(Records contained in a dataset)
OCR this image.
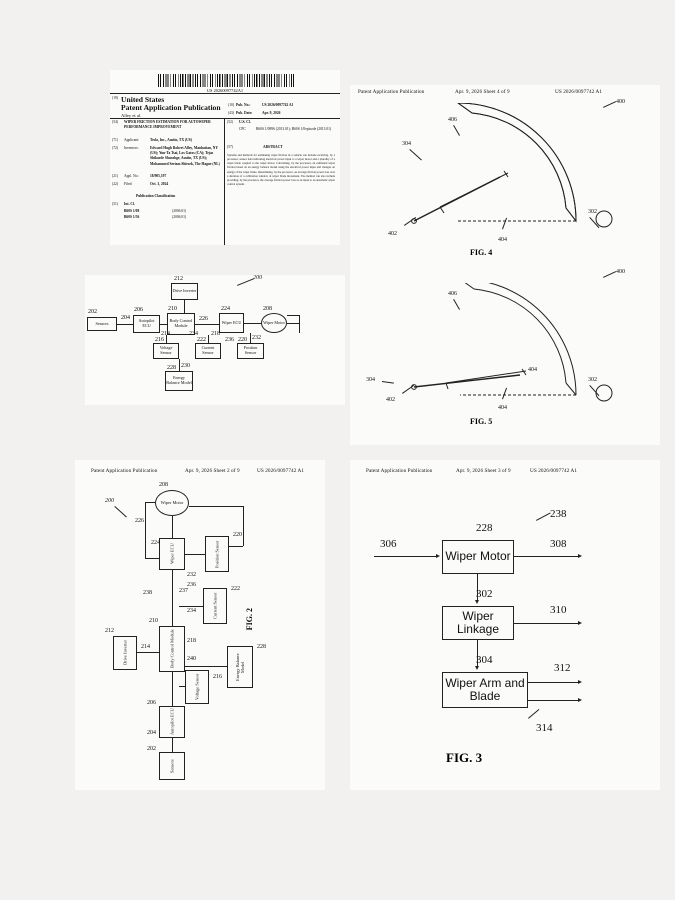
US 20260097742A1
(19) United States
Patent Application Publication
Alley et al.
(10) Pub. No.:	US 2026/0097742 A1
(43) Pub. Date:	Apr. 9, 2026
(54) WIPER FRICTION ESTIMATION FOR AUTOWIPER PERFORMANCE IMPROVEMENT
(71) Applicant:	Tesla, Inc., Austin, TX (US)
(72) Inventors:	Edward Hugh Robert Alley, Manhattan, NY (US); Yun-Ta Tsai, Los Gatos (CA); Tejas Shikarde Sharabge, Austin, TX (US); Mohammed Seriam Shirsek, The Hague (NL)
(21) Appl. No.:	18/905,197
(22) Filed:	Oct. 3, 2024
Publication Classification
(51) Int. Cl.
B60S 1/08	(2006.01)
B60S 1/56	(2006.01)
(52) U.S. Cl.
CPC	B60S 1/0896 (2013.01); B60S 1/0episode (2013.01)
(57)	ABSTRACT
Systems and methods for estimating wiper friction in a vehicle can include receiving, by a processor, sensor data indicating electrical power input to a wiper motor and a plurality of a wiper blade coupled to the wiper motor. Calculating, by the processor, an estimated wiper friction based on an energy balance model using the electrical power input and changes on energy of the wiper blade. Determining, by the processor, an average friction power loss over a duration of a calibration window of wiper blade movement. The method can also include providing, by the processor, the average friction power loss as an input to an automatic wiper control system.
200
Sensors	Autopilot ECU
Body Control Module
Drive Inverter
Wiper ECU	Wiper Motor
Position Sensor
Current Sensor
Voltage Sensor
Energy Balance Model
202
204
206	210
212
224	208
220
222
216
228
226
214	218
232
234
236
230
Patent Application Publication	Apr. 9, 2026 Sheet 4 of 9	US 2026/0097742 A1
400
406
304
302
402
404
FIG. 4
400
406
304	302
402
404
404
FIG. 5
Patent Application Publication	Apr. 9, 2026 Sheet 2 of 9	US 2026/0097742 A1
200	Wiper Motor
Wiper ECU	Position Sensor
Current Sensor
Energy Balance Model
Body Control Module
Drive Inverter
Voltage Sensor
Autopilot ECU
Sensors
208
226
224
220
222
228
210
212
216
206
202
232
234
236
237
238
240
214
218
204
FIG. 2
Patent Application Publication	Apr. 9, 2026 Sheet 3 of 9	US 2026/0097742 A1
238
Wiper Motor
Wiper Linkage
Wiper Arm and Blade
228
302
304
306	308
310
312
314
FIG. 3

## EXERCISE REQUIREMENTS
Repeat the listing verbatim. Skip the pictures.

## TASK SOLUTION
OCR this image.
US 20260097742A1
(19) United States
Patent Application Publication
Alley et al.
(10) Pub. No.:	US 2026/0097742 A1
(43) Pub. Date:	Apr. 9, 2026
(54) WIPER FRICTION ESTIMATION FOR AUTOWIPER PERFORMANCE IMPROVEMENT
(71) Applicant:	Tesla, Inc., Austin, TX (US)
(72) Inventors:	Edward Hugh Robert Alley, Manhattan, NY (US); Yun-Ta Tsai, Los Gatos (CA); Tejas Shikarde Sharabge, Austin, TX (US); Mohammed Seriam Shirsek, The Hague (NL)
(21) Appl. No.:	18/905,197
(22) Filed:	Oct. 3, 2024
Publication Classification
(51) Int. Cl.
B60S 1/08	(2006.01)
B60S 1/56	(2006.01)
(52) U.S. Cl.
CPC	B60S 1/0896 (2013.01); B60S 1/0episode (2013.01)
(57)	ABSTRACT
Systems and methods for estimating wiper friction in a vehicle can include receiving, by a processor, sensor data indicating electrical power input to a wiper motor and a plurality of a wiper blade coupled to the wiper motor. Calculating, by the processor, an estimated wiper friction based on an energy balance model using the electrical power input and changes on energy of the wiper blade. Determining, by the processor, an average friction power loss over a duration of a calibration window of wiper blade movement. The method can also include providing, by the processor, the average friction power loss as an input to an automatic wiper control system.
200
Sensors	Autopilot ECU
Body Control Module
Drive Inverter
Wiper ECU	Wiper Motor
Position Sensor
Current Sensor
Voltage Sensor
Energy Balance Model
202
204
206	210
212
224	208
220
222
216
228
226
214	218
232
234
236
230
Patent Application Publication	Apr. 9, 2026 Sheet 4 of 9	US 2026/0097742 A1
400
406
304
302
402
404
FIG. 4
400
406
304	302
402
404
404
FIG. 5
Patent Application Publication	Apr. 9, 2026 Sheet 2 of 9	US 2026/0097742 A1
200	Wiper Motor
Wiper ECU	Position Sensor
Current Sensor
Energy Balance Model
Body Control Module
Drive Inverter
Voltage Sensor
Autopilot ECU
Sensors
208
226
224
220
222
228
210
212
216
206
202
232
234
236
237
238
240
214
218
204
FIG. 2
Patent Application Publication	Apr. 9, 2026 Sheet 3 of 9	US 2026/0097742 A1
238
Wiper Motor
Wiper Linkage
Wiper Arm and Blade
228
302
304
306	308
310
312
314
FIG. 3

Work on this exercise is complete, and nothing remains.